▶ **TEXTE À LIRE**
☆ ☆ ☆ ☆ ☆ ☆ ☆

Les accidents du travail ne sont pas une fatalité mais le résultat des rapports de production capitalistes

Or selon Frédérique Daubas-Letourneaux, sociologue : « L’accident du travail est un non-sujet de santé publique. On l’envisage sous l’angle de la fatalité, des « risques du métier ». Cela contribue à une naturalisation du risque professionnel, qui n’est pas interrogé en soi. On ne questionne ni le facteur organisationnel, ni la précarité au travail.  ». Elle ajoute « Si chaque histoire est un drame au plan individuel, elle pourrait être un facteur d’alerte au plan collectif sur les conditions de travail.  ».

La crise du coronavirus a mis en exergue le peu de considération qu’ont les patrons et le ministère du Travail concernant la sécurité des travailleurs. Début mars, alors que des travailleurs de la RATP utilisaient à plusieurs leur droit de retrait face au manque de protection contre le coronavirus, Muriel Pénicaud niait la gravité de la situation. Elle déclarait : « Un droit de retrait n’est jamais collectif. C’est individuel, s’il y a un danger grave ou imminent pour votre vie ou votre santé. Il y a très peu de situations de travail de ce type-là ». Cela fait écho aux déclarations d’Emmanuel Macron affirmant « Moi j’adore pas le mot de pénibilité, parce que ça donne le sentiment que le travail serait pénible ». Quand en octobre dernier, des cheminots exerçaient leur droit du retrait suite à l’accident d’un TER dans les Ardennes, pour dénoncer le danger imminent résultant de la casse des conditions de travail et de sécurité par la direction de la SNCF, le gouvernement et les grands médias avaient unanimement condamné et dénigré cette action.

☆ ☆ ☆ ☆ ☆ ☆ ☆

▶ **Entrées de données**
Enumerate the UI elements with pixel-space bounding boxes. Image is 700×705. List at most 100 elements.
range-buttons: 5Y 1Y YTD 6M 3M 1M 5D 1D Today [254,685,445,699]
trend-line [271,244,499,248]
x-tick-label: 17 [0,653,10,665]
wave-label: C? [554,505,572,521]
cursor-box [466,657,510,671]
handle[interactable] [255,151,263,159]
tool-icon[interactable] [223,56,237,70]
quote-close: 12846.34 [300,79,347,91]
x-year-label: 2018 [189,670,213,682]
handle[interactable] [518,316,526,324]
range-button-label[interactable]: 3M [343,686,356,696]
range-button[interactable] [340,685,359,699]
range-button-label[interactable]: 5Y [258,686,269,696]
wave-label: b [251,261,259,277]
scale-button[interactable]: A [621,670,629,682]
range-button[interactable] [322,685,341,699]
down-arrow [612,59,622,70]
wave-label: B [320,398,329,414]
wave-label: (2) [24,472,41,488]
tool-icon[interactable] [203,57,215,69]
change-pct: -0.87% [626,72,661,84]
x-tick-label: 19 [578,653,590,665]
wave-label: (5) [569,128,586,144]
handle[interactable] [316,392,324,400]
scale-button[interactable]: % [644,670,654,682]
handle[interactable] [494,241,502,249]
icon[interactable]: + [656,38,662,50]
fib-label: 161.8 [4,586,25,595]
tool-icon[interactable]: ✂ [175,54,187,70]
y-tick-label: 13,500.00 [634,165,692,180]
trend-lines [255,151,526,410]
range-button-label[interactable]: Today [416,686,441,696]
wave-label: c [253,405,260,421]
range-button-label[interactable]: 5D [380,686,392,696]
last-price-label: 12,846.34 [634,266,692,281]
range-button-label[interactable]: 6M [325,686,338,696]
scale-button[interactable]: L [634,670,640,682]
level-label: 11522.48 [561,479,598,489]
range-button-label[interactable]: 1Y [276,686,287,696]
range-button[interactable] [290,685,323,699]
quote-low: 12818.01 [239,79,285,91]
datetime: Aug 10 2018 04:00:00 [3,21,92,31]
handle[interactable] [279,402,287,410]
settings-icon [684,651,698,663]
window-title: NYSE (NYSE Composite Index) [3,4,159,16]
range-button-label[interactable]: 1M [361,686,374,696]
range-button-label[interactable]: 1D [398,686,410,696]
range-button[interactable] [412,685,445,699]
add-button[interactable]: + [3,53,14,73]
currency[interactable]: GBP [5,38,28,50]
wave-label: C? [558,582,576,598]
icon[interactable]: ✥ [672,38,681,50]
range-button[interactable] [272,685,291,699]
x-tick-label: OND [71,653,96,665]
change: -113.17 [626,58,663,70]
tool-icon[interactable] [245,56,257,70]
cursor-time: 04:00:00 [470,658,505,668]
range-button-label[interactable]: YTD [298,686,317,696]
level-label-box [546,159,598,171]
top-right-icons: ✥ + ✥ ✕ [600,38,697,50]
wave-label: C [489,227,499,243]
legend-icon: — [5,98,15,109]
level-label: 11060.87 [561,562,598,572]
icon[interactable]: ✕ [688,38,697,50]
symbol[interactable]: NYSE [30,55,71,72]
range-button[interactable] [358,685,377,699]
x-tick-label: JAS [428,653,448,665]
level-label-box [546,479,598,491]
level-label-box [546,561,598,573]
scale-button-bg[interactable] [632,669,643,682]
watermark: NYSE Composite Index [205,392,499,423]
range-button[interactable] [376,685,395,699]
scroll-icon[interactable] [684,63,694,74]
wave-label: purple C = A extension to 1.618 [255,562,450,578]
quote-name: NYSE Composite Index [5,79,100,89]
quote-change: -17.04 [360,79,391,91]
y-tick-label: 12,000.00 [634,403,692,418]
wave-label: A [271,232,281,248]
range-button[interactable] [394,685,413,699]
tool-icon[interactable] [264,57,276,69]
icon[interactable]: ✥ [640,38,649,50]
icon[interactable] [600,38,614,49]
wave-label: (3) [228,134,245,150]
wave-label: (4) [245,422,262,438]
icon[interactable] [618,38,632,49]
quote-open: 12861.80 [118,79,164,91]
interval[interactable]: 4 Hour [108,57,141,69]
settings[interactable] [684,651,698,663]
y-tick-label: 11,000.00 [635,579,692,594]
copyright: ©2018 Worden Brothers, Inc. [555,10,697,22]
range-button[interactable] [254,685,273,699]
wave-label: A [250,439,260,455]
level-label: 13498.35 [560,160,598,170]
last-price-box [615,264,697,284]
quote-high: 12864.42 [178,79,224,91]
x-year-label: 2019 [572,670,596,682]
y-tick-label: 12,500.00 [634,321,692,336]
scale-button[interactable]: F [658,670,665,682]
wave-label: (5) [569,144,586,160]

☆ ☆ ☆ ☆ ☆ ☆ ☆

▶ **CONSIGNE**
Relevez toutes les personnes désignées par leur nom dans le texte sur les accidents du travail.

▶ **RÉPONSE**
Frédérique Daubas-Letourneaux, Muriel Pénicaud, Emmanuel Macron